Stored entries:
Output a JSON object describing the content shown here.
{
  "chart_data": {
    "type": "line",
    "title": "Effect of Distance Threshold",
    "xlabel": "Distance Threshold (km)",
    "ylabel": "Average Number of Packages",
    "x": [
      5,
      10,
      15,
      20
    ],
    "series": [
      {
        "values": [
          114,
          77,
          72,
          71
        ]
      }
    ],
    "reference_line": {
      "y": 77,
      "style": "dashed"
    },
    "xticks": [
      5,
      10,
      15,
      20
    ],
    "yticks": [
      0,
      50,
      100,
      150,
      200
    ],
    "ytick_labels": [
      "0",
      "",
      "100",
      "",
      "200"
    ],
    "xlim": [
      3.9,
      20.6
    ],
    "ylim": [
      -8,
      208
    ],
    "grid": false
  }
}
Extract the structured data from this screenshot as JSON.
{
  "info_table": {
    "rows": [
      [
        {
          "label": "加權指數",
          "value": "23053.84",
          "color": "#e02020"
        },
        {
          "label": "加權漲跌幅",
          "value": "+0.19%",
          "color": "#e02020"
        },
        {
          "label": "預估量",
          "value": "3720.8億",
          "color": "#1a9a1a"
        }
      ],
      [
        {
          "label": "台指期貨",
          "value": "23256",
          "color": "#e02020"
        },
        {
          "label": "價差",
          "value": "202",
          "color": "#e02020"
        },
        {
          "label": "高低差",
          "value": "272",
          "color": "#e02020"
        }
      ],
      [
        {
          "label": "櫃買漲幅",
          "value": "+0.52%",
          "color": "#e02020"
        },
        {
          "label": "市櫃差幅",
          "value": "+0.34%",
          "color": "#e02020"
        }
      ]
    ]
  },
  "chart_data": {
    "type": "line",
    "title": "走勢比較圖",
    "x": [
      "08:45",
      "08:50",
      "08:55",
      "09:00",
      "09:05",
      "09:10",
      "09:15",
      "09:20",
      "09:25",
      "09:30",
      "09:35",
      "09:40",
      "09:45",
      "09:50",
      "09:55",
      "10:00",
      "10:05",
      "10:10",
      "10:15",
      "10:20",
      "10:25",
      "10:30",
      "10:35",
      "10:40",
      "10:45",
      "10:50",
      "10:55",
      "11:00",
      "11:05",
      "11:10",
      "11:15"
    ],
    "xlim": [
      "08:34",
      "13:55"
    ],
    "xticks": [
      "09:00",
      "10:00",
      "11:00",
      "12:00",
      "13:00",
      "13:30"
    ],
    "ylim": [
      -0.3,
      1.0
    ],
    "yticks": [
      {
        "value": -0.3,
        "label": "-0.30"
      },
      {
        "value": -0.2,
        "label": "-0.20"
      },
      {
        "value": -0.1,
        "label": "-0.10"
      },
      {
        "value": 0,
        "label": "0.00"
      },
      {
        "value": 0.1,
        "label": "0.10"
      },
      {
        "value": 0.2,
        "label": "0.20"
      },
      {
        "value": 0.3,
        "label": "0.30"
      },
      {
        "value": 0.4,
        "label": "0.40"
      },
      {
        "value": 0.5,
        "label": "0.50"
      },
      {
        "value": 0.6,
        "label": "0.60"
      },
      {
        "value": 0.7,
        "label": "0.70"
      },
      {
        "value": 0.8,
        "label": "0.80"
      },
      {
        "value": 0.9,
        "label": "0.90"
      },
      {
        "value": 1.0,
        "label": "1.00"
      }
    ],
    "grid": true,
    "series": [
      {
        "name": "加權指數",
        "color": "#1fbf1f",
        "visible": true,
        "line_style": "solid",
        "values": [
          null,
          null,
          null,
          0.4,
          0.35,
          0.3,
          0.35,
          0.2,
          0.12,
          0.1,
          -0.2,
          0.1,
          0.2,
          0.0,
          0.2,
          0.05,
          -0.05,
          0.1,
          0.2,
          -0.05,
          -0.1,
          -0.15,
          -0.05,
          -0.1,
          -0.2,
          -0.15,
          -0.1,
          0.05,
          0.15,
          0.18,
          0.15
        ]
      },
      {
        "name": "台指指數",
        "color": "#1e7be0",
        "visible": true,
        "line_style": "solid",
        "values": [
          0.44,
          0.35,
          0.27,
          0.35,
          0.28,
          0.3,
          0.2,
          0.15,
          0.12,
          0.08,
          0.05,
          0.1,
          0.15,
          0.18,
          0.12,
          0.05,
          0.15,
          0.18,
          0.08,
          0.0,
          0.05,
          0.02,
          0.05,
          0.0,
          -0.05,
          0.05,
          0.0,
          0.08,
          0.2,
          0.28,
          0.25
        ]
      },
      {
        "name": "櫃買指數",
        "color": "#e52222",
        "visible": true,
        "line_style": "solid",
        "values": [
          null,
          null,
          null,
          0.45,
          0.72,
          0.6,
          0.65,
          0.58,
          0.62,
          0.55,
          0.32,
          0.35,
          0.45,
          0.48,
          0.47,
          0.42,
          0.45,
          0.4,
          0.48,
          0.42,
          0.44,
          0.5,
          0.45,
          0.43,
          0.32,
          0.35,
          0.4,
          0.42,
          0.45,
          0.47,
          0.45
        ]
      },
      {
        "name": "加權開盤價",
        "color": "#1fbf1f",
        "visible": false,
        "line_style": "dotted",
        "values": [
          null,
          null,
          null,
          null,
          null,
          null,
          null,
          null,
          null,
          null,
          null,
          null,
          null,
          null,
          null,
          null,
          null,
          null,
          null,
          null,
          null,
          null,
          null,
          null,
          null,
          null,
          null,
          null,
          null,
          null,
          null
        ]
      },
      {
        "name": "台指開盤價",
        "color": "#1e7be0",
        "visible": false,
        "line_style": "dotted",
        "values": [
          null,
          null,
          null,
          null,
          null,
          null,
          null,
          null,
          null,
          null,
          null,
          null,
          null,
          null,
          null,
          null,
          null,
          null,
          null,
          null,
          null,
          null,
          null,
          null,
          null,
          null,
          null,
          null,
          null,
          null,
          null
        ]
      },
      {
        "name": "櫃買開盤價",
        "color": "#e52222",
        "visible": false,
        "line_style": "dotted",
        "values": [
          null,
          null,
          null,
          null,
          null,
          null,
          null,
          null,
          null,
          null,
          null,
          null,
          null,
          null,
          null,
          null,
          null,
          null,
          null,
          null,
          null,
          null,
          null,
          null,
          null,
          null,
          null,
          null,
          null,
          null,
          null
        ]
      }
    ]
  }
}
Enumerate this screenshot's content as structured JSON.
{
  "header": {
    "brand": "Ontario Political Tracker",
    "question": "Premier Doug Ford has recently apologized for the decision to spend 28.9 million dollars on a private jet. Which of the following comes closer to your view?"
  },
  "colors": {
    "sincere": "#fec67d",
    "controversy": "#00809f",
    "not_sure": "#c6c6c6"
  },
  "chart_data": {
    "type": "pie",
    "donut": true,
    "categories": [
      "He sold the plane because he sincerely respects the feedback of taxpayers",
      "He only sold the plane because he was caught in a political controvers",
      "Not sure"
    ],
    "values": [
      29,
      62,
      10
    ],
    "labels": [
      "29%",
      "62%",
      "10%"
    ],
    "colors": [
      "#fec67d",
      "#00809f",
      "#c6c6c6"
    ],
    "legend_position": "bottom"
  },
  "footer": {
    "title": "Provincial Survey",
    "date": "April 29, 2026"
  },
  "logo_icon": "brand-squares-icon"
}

▸ **What is expected**
From the material above, gather all lines that include the string "JSON" and copy them.

▸ **Expected output**
Output a JSON object describing the content shown here.
Extract the structured data from this screenshot as JSON.
Enumerate this screenshot's content as structured JSON.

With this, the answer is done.